>> Start Exercise data
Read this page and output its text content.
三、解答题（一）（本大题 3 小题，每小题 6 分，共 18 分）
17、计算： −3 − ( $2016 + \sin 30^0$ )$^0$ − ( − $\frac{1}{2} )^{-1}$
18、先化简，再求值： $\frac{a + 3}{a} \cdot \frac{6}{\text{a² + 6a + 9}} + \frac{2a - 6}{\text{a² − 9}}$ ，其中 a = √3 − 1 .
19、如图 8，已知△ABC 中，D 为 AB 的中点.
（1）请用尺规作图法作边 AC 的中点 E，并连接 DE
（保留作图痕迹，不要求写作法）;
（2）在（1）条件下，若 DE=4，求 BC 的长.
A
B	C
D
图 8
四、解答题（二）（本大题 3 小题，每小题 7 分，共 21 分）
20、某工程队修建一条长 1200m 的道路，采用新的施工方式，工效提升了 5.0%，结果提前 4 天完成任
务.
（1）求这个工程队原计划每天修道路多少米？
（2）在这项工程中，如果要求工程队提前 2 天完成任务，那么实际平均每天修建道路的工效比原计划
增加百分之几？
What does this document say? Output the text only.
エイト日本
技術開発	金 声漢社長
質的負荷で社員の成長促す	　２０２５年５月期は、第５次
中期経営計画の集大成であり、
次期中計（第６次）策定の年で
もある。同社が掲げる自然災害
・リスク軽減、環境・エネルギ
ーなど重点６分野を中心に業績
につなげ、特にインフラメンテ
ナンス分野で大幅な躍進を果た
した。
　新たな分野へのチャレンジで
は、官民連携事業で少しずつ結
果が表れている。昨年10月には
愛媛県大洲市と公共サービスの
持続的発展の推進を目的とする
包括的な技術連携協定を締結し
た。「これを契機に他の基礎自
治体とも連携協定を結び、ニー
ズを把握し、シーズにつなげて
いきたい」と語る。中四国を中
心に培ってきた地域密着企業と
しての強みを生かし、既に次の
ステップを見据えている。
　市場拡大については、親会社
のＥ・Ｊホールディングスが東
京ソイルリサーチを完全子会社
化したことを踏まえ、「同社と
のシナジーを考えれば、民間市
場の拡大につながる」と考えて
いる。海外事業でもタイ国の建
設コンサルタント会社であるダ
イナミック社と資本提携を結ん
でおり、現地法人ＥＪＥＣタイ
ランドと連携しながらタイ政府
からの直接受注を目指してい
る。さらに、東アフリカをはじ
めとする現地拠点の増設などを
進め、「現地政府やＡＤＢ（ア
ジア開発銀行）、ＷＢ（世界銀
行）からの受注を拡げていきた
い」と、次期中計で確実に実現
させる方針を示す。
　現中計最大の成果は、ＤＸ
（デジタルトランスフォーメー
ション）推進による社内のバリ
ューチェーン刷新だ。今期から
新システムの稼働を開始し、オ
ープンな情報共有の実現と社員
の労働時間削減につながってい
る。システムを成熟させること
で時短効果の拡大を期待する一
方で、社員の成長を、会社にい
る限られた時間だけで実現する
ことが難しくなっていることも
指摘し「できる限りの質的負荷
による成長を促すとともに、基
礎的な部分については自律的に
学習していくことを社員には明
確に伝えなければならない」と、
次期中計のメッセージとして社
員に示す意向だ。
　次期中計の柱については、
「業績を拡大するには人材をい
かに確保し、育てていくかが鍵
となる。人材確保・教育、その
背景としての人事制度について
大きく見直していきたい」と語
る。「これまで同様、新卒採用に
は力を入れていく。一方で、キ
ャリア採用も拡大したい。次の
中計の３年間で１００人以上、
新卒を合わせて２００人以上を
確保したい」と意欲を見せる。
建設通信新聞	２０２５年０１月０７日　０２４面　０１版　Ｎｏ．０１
>> End Exercise data
__Task requirements__
Print the entries exactly. Include every one.

__Result of this exercise__
Read this page and output its text content.
三、解答题（一）（本大题 3 小题，每小题 6 分，共 18 分）
17、计算： −3 − ( $2016 + \sin 30^0$ )$^0$ − ( − $\frac{1}{2} )^{-1}$
18、先化简，再求值： $\frac{a + 3}{a} \cdot \frac{6}{\text{a² + 6a + 9}} + \frac{2a - 6}{\text{a² − 9}}$ ，其中 a = √3 − 1 .
19、如图 8，已知△ABC 中，D 为 AB 的中点.
（1）请用尺规作图法作边 AC 的中点 E，并连接 DE
（保留作图痕迹，不要求写作法）;
（2）在（1）条件下，若 DE=4，求 BC 的长.
A
B	C
D
图 8
四、解答题（二）（本大题 3 小题，每小题 7 分，共 21 分）
20、某工程队修建一条长 1200m 的道路，采用新的施工方式，工效提升了 5.0%，结果提前 4 天完成任
务.
（1）求这个工程队原计划每天修道路多少米？
（2）在这项工程中，如果要求工程队提前 2 天完成任务，那么实际平均每天修建道路的工效比原计划
增加百分之几？
What does this document say? Output the text only.
エイト日本
技術開発	金 声漢社長
質的負荷で社員の成長促す	　２０２５年５月期は、第５次
中期経営計画の集大成であり、
次期中計（第６次）策定の年で
もある。同社が掲げる自然災害
・リスク軽減、環境・エネルギ
ーなど重点６分野を中心に業績
につなげ、特にインフラメンテ
ナンス分野で大幅な躍進を果た
した。
　新たな分野へのチャレンジで
は、官民連携事業で少しずつ結
果が表れている。昨年10月には
愛媛県大洲市と公共サービスの
持続的発展の推進を目的とする
包括的な技術連携協定を締結し
た。「これを契機に他の基礎自
治体とも連携協定を結び、ニー
ズを把握し、シーズにつなげて
いきたい」と語る。中四国を中
心に培ってきた地域密着企業と
しての強みを生かし、既に次の
ステップを見据えている。
　市場拡大については、親会社
のＥ・Ｊホールディングスが東
京ソイルリサーチを完全子会社
化したことを踏まえ、「同社と
のシナジーを考えれば、民間市
場の拡大につながる」と考えて
いる。海外事業でもタイ国の建
設コンサルタント会社であるダ
イナミック社と資本提携を結ん
でおり、現地法人ＥＪＥＣタイ
ランドと連携しながらタイ政府
からの直接受注を目指してい
る。さらに、東アフリカをはじ
めとする現地拠点の増設などを
進め、「現地政府やＡＤＢ（ア
ジア開発銀行）、ＷＢ（世界銀
行）からの受注を拡げていきた
い」と、次期中計で確実に実現
させる方針を示す。
　現中計最大の成果は、ＤＸ
（デジタルトランスフォーメー
ション）推進による社内のバリ
ューチェーン刷新だ。今期から
新システムの稼働を開始し、オ
ープンな情報共有の実現と社員
の労働時間削減につながってい
る。システムを成熟させること
で時短効果の拡大を期待する一
方で、社員の成長を、会社にい
る限られた時間だけで実現する
ことが難しくなっていることも
指摘し「できる限りの質的負荷
による成長を促すとともに、基
礎的な部分については自律的に
学習していくことを社員には明
確に伝えなければならない」と、
次期中計のメッセージとして社
員に示す意向だ。
　次期中計の柱については、
「業績を拡大するには人材をい
かに確保し、育てていくかが鍵
となる。人材確保・教育、その
背景としての人事制度について
大きく見直していきたい」と語
る。「これまで同様、新卒採用に
は力を入れていく。一方で、キ
ャリア採用も拡大したい。次の
中計の３年間で１００人以上、
新卒を合わせて２００人以上を
確保したい」と意欲を見せる。
建設通信新聞	２０２５年０１月０７日　０２４面　０１版　Ｎｏ．０１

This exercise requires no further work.